- _SOURCE RECORDS_:

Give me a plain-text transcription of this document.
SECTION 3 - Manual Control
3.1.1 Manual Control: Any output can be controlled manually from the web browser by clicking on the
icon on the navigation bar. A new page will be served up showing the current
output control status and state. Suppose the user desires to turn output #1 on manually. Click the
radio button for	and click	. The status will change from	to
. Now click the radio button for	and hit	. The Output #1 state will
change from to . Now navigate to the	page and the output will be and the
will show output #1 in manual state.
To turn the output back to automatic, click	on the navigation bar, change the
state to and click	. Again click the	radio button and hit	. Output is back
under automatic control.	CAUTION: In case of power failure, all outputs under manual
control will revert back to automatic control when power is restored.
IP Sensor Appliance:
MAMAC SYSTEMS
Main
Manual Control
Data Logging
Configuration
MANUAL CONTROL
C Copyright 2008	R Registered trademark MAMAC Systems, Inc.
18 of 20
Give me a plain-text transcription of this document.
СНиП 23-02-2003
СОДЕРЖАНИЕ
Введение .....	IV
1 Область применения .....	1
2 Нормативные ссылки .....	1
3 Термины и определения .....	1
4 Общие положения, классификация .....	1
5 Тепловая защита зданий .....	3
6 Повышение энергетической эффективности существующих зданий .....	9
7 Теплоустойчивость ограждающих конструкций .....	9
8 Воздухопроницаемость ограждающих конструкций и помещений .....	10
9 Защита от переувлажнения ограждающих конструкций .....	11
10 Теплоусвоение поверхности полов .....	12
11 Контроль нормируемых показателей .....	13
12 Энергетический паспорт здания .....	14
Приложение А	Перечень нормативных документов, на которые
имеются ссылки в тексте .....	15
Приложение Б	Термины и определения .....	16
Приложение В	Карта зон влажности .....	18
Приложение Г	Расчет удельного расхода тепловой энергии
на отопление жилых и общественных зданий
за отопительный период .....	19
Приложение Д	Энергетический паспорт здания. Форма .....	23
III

- _DIRECTION_: Repeat the data in its entirety, character for character.

- _TASK ANSWER_:
Give me a plain-text transcription of this document.
SECTION 3 - Manual Control
3.1.1 Manual Control: Any output can be controlled manually from the web browser by clicking on the
icon on the navigation bar. A new page will be served up showing the current
output control status and state. Suppose the user desires to turn output #1 on manually. Click the
radio button for	and click	. The status will change from	to
. Now click the radio button for	and hit	. The Output #1 state will
change from to . Now navigate to the	page and the output will be and the
will show output #1 in manual state.
To turn the output back to automatic, click	on the navigation bar, change the
state to and click	. Again click the	radio button and hit	. Output is back
under automatic control.	CAUTION: In case of power failure, all outputs under manual
control will revert back to automatic control when power is restored.
IP Sensor Appliance:
MAMAC SYSTEMS
Main
Manual Control
Data Logging
Configuration
MANUAL CONTROL
C Copyright 2008	R Registered trademark MAMAC Systems, Inc.
18 of 20
Give me a plain-text transcription of this document.
СНиП 23-02-2003
СОДЕРЖАНИЕ
Введение .....	IV
1 Область применения .....	1
2 Нормативные ссылки .....	1
3 Термины и определения .....	1
4 Общие положения, классификация .....	1
5 Тепловая защита зданий .....	3
6 Повышение энергетической эффективности существующих зданий .....	9
7 Теплоустойчивость ограждающих конструкций .....	9
8 Воздухопроницаемость ограждающих конструкций и помещений .....	10
9 Защита от переувлажнения ограждающих конструкций .....	11
10 Теплоусвоение поверхности полов .....	12
11 Контроль нормируемых показателей .....	13
12 Энергетический паспорт здания .....	14
Приложение А	Перечень нормативных документов, на которые
имеются ссылки в тексте .....	15
Приложение Б	Термины и определения .....	16
Приложение В	Карта зон влажности .....	18
Приложение Г	Расчет удельного расхода тепловой энергии
на отопление жилых и общественных зданий
за отопительный период .....	19
Приложение Д	Энергетический паспорт здания. Форма .....	23
III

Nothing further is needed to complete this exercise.